## WRITTEN REQUEST
Transcribe the listing below word for word.

## Collected data entries
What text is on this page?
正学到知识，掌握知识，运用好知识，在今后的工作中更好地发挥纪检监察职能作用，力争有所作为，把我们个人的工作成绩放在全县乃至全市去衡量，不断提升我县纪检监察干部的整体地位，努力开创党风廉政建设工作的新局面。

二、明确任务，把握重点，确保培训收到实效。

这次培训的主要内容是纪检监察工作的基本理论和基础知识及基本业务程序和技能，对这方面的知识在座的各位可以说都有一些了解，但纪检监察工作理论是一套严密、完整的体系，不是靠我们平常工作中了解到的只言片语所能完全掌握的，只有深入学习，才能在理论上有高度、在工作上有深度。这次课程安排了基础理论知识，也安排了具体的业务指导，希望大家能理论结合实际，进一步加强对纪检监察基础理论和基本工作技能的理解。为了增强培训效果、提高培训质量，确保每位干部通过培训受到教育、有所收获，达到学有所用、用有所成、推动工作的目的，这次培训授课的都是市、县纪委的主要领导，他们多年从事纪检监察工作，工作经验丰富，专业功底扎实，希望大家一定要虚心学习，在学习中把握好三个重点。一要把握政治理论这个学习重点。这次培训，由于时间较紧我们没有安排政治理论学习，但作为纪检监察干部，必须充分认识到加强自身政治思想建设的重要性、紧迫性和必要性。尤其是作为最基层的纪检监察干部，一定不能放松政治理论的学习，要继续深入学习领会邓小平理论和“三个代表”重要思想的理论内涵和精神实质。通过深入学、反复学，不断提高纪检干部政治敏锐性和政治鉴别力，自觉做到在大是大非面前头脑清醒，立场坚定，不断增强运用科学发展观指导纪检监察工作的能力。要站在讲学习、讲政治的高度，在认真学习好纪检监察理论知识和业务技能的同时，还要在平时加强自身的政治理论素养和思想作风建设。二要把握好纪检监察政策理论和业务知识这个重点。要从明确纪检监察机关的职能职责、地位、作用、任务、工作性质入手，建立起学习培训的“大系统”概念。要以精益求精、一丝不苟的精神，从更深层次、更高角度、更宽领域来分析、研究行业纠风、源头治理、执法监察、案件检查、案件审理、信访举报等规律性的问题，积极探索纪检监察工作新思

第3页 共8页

## SOLUTION TO THE EXERCISE
What text is on this page?
正学到知识，掌握知识，运用好知识，在今后的工作中更好地发挥纪检监察职能作用，力争有所作为，把我们个人的工作成绩放在全县乃至全市去衡量，不断提升我县纪检监察干部的整体地位，努力开创党风廉政建设工作的新局面。

二、明确任务，把握重点，确保培训收到实效。

这次培训的主要内容是纪检监察工作的基本理论和基础知识及基本业务程序和技能，对这方面的知识在座的各位可以说都有一些了解，但纪检监察工作理论是一套严密、完整的体系，不是靠我们平常工作中了解到的只言片语所能完全掌握的，只有深入学习，才能在理论上有高度、在工作上有深度。这次课程安排了基础理论知识，也安排了具体的业务指导，希望大家能理论结合实际，进一步加强对纪检监察基础理论和基本工作技能的理解。为了增强培训效果、提高培训质量，确保每位干部通过培训受到教育、有所收获，达到学有所用、用有所成、推动工作的目的，这次培训授课的都是市、县纪委的主要领导，他们多年从事纪检监察工作，工作经验丰富，专业功底扎实，希望大家一定要虚心学习，在学习中把握好三个重点。一要把握政治理论这个学习重点。这次培训，由于时间较紧我们没有安排政治理论学习，但作为纪检监察干部，必须充分认识到加强自身政治思想建设的重要性、紧迫性和必要性。尤其是作为最基层的纪检监察干部，一定不能放松政治理论的学习，要继续深入学习领会邓小平理论和“三个代表”重要思想的理论内涵和精神实质。通过深入学、反复学，不断提高纪检干部政治敏锐性和政治鉴别力，自觉做到在大是大非面前头脑清醒，立场坚定，不断增强运用科学发展观指导纪检监察工作的能力。要站在讲学习、讲政治的高度，在认真学习好纪检监察理论知识和业务技能的同时，还要在平时加强自身的政治理论素养和思想作风建设。二要把握好纪检监察政策理论和业务知识这个重点。要从明确纪检监察机关的职能职责、地位、作用、任务、工作性质入手，建立起学习培训的“大系统”概念。要以精益求精、一丝不苟的精神，从更深层次、更高角度、更宽领域来分析、研究行业纠风、源头治理、执法监察、案件检查、案件审理、信访举报等规律性的问题，积极探索纪检监察工作新思

第3页 共8页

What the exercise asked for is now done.